Make an exact copy of all the entries, with the pictures left out.

* * * *

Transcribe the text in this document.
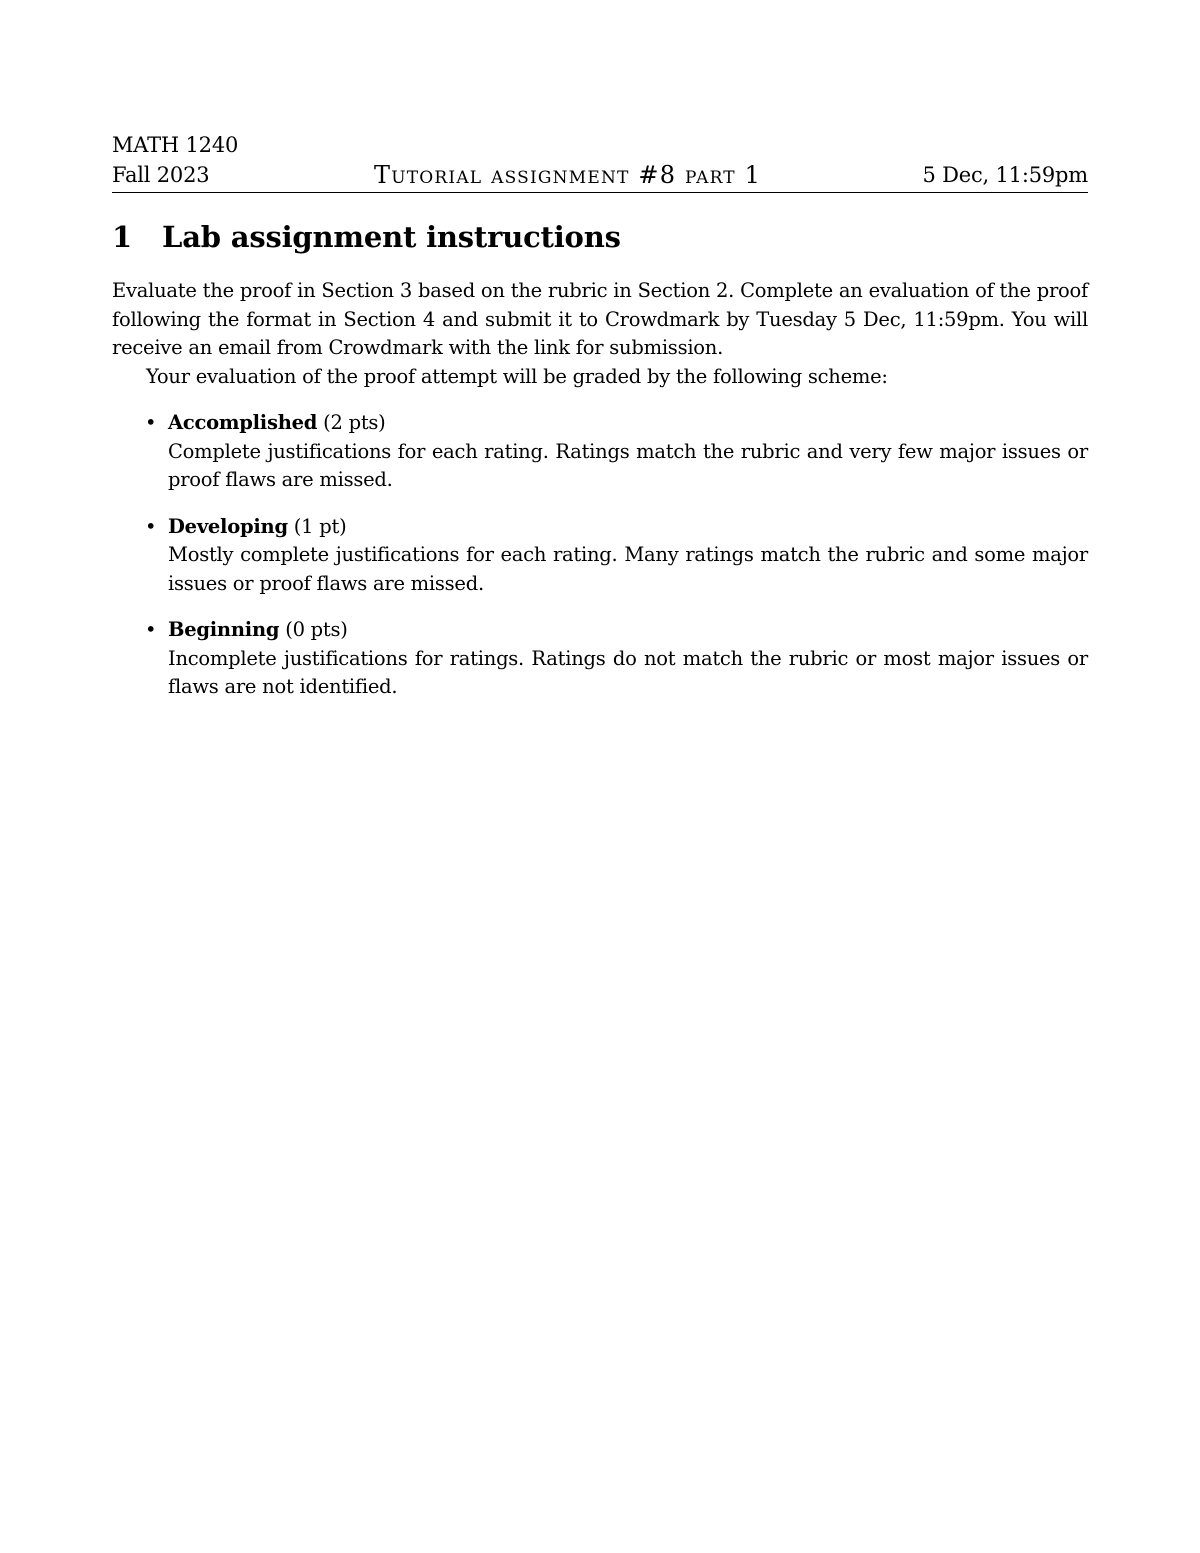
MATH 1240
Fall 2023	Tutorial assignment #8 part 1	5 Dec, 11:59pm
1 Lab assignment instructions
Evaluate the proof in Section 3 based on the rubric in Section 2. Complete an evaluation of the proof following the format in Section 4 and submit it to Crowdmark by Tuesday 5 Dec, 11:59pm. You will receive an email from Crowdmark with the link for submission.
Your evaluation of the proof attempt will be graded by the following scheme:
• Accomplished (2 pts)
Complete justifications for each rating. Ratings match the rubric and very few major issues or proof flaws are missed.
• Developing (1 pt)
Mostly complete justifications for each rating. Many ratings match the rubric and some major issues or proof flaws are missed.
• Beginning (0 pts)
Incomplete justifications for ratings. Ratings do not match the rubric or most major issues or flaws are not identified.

* * * *

» Solution for this task
Transcribe the text in this document.
MATH 1240
Fall 2023	Tutorial assignment #8 part 1	5 Dec, 11:59pm
1 Lab assignment instructions
Evaluate the proof in Section 3 based on the rubric in Section 2. Complete an evaluation of the proof following the format in Section 4 and submit it to Crowdmark by Tuesday 5 Dec, 11:59pm. You will receive an email from Crowdmark with the link for submission.
Your evaluation of the proof attempt will be graded by the following scheme:
• Accomplished (2 pts)
Complete justifications for each rating. Ratings match the rubric and very few major issues or proof flaws are missed.
• Developing (1 pt)
Mostly complete justifications for each rating. Many ratings match the rubric and some major issues or proof flaws are missed.
• Beginning (0 pts)
Incomplete justifications for ratings. Ratings do not match the rubric or most major issues or flaws are not identified.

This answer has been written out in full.